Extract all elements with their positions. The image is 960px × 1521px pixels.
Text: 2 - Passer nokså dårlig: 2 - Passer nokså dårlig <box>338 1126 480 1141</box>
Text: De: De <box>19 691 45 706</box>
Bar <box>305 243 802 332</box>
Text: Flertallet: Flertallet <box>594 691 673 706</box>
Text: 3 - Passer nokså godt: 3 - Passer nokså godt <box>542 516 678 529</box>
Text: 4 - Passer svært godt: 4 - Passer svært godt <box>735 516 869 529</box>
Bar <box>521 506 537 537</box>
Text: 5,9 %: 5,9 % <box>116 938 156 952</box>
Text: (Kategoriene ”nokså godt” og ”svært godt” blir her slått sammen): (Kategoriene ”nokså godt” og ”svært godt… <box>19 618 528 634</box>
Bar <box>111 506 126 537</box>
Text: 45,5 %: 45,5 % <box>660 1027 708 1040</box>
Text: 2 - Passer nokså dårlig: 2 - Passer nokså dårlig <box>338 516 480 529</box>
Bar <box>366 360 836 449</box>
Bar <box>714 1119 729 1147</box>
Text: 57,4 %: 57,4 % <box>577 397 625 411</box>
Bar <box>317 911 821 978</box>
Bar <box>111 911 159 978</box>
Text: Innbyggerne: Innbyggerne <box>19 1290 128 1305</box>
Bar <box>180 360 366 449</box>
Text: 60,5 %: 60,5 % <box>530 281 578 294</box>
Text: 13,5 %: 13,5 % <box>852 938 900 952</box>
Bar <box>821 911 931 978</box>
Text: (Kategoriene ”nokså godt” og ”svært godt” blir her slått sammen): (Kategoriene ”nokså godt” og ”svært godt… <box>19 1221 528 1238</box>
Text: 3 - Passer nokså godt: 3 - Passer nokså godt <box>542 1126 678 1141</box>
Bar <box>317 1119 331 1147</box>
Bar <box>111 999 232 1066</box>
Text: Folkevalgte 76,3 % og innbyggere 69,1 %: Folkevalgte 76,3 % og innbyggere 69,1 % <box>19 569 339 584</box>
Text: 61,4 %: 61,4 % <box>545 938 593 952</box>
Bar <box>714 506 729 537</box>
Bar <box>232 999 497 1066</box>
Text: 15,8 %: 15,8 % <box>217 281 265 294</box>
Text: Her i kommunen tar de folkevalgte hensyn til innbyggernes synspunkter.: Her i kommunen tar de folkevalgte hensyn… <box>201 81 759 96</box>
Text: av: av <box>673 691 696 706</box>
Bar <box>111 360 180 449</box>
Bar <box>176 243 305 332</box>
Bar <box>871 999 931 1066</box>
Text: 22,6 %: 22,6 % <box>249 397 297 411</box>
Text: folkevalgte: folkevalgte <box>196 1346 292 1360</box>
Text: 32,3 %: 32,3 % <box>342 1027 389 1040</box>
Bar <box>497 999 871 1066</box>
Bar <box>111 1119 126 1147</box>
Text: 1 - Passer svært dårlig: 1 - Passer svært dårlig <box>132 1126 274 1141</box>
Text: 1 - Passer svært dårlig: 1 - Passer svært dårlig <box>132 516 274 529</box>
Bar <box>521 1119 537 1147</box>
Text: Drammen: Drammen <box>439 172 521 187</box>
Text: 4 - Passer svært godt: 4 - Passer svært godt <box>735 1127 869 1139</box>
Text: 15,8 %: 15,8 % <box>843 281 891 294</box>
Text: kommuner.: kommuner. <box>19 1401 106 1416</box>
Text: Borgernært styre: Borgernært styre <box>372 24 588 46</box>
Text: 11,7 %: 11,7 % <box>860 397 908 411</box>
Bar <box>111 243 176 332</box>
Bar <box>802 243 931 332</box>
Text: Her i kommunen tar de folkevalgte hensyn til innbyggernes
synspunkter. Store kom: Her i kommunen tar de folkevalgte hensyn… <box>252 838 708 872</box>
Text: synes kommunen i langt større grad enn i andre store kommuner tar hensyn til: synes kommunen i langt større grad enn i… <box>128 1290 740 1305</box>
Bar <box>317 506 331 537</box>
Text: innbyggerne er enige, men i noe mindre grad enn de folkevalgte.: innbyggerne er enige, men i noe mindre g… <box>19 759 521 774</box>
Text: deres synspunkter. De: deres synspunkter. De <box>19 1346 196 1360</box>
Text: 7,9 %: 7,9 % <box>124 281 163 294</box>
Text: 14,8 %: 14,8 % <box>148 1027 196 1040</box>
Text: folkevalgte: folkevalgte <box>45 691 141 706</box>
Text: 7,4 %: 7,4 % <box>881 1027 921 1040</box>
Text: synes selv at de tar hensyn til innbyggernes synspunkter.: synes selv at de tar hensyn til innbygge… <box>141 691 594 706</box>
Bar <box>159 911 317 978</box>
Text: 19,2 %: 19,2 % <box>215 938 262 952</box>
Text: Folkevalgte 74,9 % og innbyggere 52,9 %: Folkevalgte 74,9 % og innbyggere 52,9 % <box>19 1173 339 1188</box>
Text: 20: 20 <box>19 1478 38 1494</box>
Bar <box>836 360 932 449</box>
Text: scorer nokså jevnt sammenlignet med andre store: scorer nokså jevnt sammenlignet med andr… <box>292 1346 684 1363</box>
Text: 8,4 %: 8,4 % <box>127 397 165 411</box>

::::::::

Recopiez les entrées depuis leur début jusqu'à la ligne contenant « Bar <box>111 506 126 537</box> » incluse. Remplacez-y « Flertallet » par « Majoriteten » sans rien modifier d'autre.

■ SOLUTION
Extract all elements with their positions. The image is 960px × 1521px pixels.
Text: 2 - Passer nokså dårlig: 2 - Passer nokså dårlig <box>338 1126 480 1141</box>
Text: De: De <box>19 691 45 706</box>
Bar <box>305 243 802 332</box>
Text: Majoriteten: Majoriteten <box>594 691 673 706</box>
Text: 3 - Passer nokså godt: 3 - Passer nokså godt <box>542 516 678 529</box>
Text: 4 - Passer svært godt: 4 - Passer svært godt <box>735 516 869 529</box>
Bar <box>521 506 537 537</box>
Text: 5,9 %: 5,9 % <box>116 938 156 952</box>
Text: (Kategoriene ”nokså godt” og ”svært godt” blir her slått sammen): (Kategoriene ”nokså godt” og ”svært godt… <box>19 618 528 634</box>
Bar <box>111 506 126 537</box>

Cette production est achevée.